What to do:
Determine the number of lines that contain the word "this", then state that number and nothing more.

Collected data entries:

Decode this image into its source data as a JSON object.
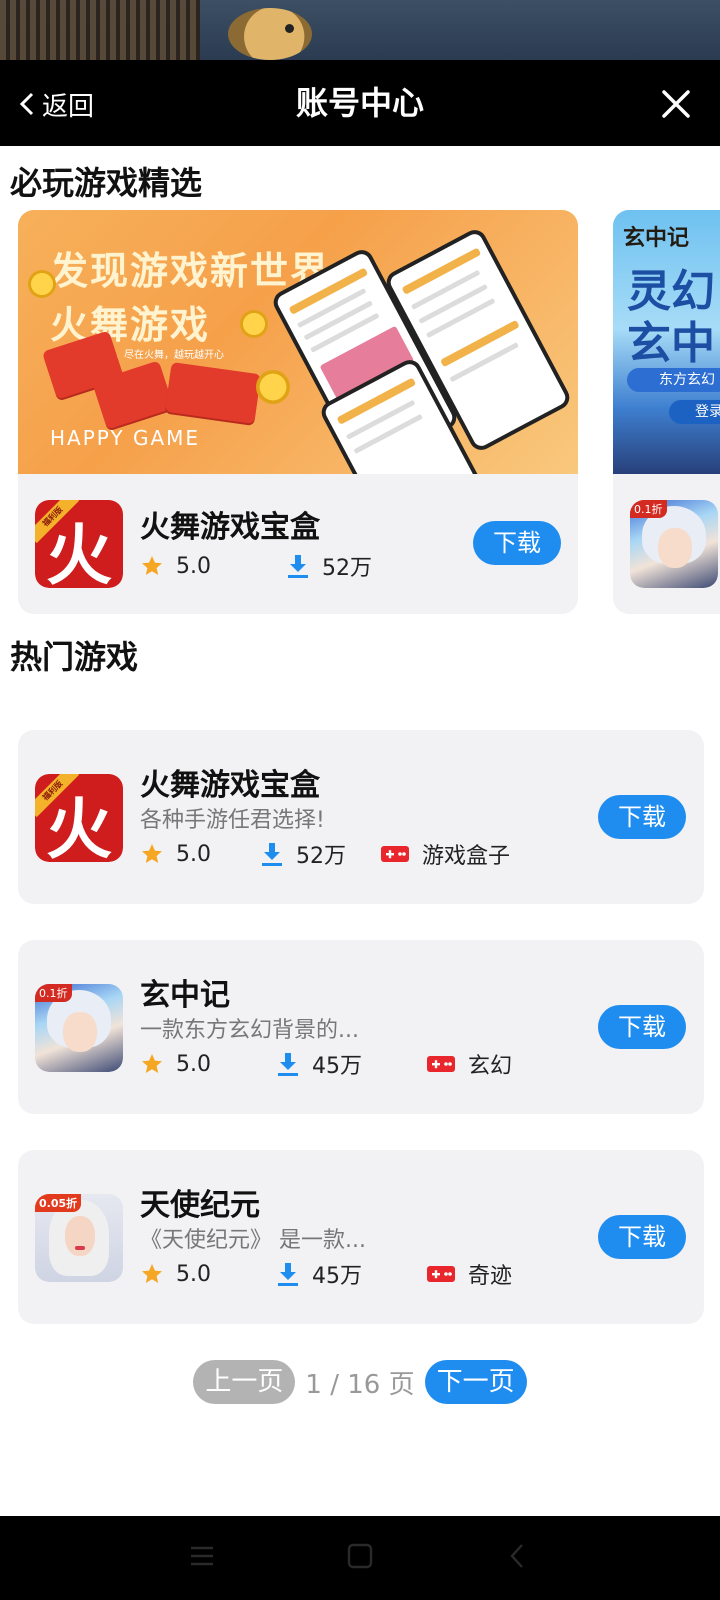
{
  "header": {
    "back_label": "返回",
    "title": "账号中心"
  },
  "featured": {
    "section_title": "必玩游戏精选",
    "main": {
      "banner_line1": "发现游戏新世界",
      "banner_line2": "火舞游戏",
      "banner_sub": "海量精品游戏，尽在火舞，越玩越开心",
      "banner_en": "HAPPY GAME",
      "name": "火舞游戏宝盒",
      "rating": "5.0",
      "downloads": "52万",
      "download_label": "下载",
      "icon_glyph": "火",
      "icon_ribbon": "福利版"
    },
    "peek": {
      "banner_brand": "玄中记",
      "banner_big": "灵幻玄中",
      "banner_sub": "东方玄幻",
      "banner_login": "登录",
      "icon_tag": "0.1折"
    }
  },
  "hot": {
    "section_title": "热门游戏",
    "games": [
      {
        "name": "火舞游戏宝盒",
        "desc": "各种手游任君选择!",
        "rating": "5.0",
        "downloads": "52万",
        "tag": "游戏盒子",
        "download_label": "下载",
        "icon_glyph": "火",
        "icon_ribbon": "福利版"
      },
      {
        "name": "玄中记",
        "desc": "一款东方玄幻背景的...",
        "rating": "5.0",
        "downloads": "45万",
        "tag": "玄幻",
        "download_label": "下载",
        "icon_tag": "0.1折"
      },
      {
        "name": "天使纪元",
        "desc": "《天使纪元》 是一款...",
        "rating": "5.0",
        "downloads": "45万",
        "tag": "奇迹",
        "download_label": "下载",
        "icon_tag": "0.05折"
      }
    ]
  },
  "pagination": {
    "prev_label": "上一页",
    "info": "1 / 16 页",
    "next_label": "下一页"
  },
  "icons": {
    "back": "chevron-left-icon",
    "close": "close-icon",
    "rating": "star-icon",
    "downloads": "download-icon",
    "tag": "gamepad-icon"
  },
  "colors": {
    "accent": "#1f8df0",
    "star": "#f5a623",
    "tag_red": "#e8262b",
    "disabled": "#b3b3b3",
    "header_bg": "#000000",
    "card_bg": "#f2f2f4"
  }
}
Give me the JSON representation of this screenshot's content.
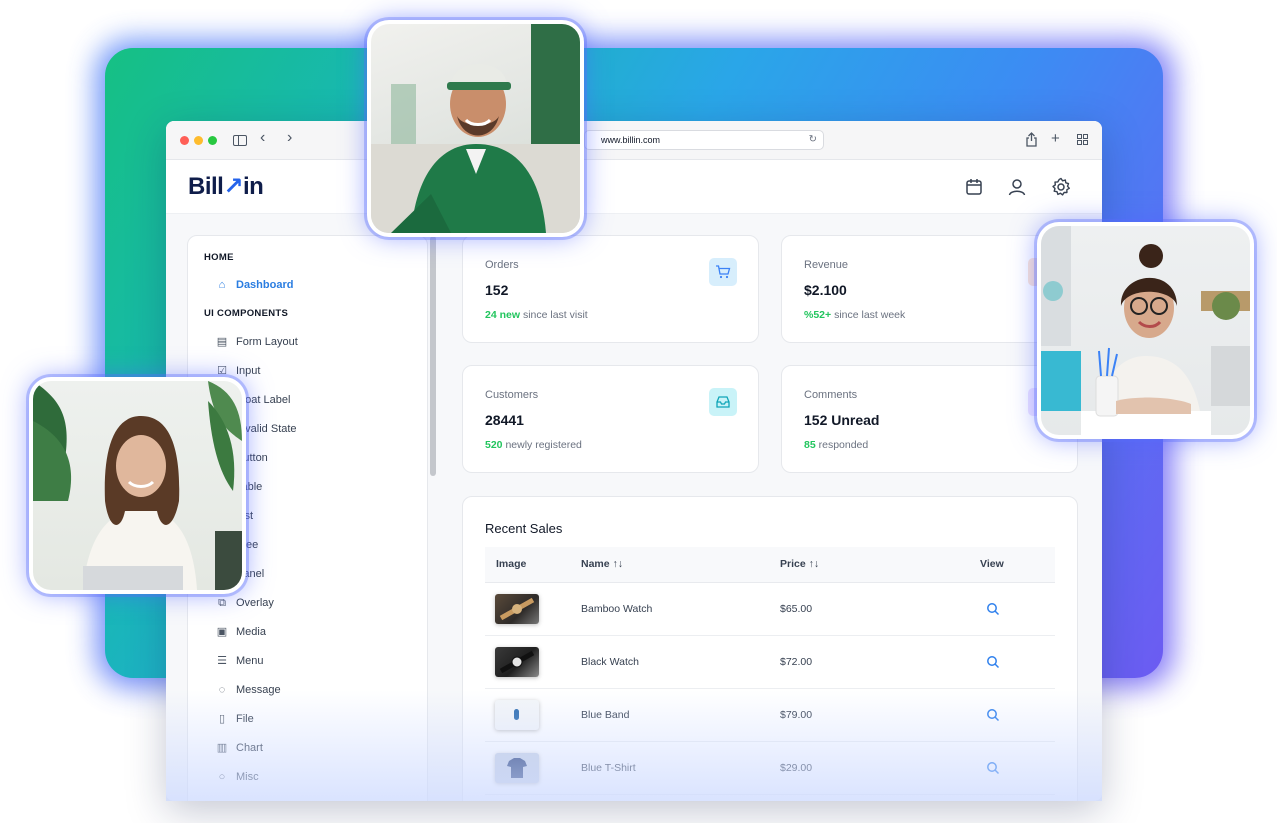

Output of the exercise:
2